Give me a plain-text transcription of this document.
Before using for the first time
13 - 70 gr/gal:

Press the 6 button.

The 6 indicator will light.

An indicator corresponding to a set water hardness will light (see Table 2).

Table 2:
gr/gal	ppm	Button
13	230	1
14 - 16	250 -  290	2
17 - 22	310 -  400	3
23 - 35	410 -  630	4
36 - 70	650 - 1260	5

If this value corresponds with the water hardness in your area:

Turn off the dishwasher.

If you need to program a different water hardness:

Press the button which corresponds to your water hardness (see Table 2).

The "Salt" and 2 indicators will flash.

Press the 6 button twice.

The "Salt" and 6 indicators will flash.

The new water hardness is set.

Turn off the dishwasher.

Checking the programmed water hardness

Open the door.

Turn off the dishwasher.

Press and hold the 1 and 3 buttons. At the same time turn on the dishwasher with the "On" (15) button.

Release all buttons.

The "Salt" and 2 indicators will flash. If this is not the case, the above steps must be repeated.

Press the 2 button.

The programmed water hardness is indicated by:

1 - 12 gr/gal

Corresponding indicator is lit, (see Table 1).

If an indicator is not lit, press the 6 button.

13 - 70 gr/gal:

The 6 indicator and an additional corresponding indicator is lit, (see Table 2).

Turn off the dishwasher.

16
_ _ _ _ _
● GIVEN TASK:
List the lines that contain the word "will".

● RESPONSE BELOW:
The 6 indicator will light.
An indicator corresponding to a set water hardness will light (see Table 2).
The "Salt" and 2 indicators will flash.
The "Salt" and 6 indicators will flash.
The "Salt" and 2 indicators will flash. If this is not the case, the above steps must be repeated.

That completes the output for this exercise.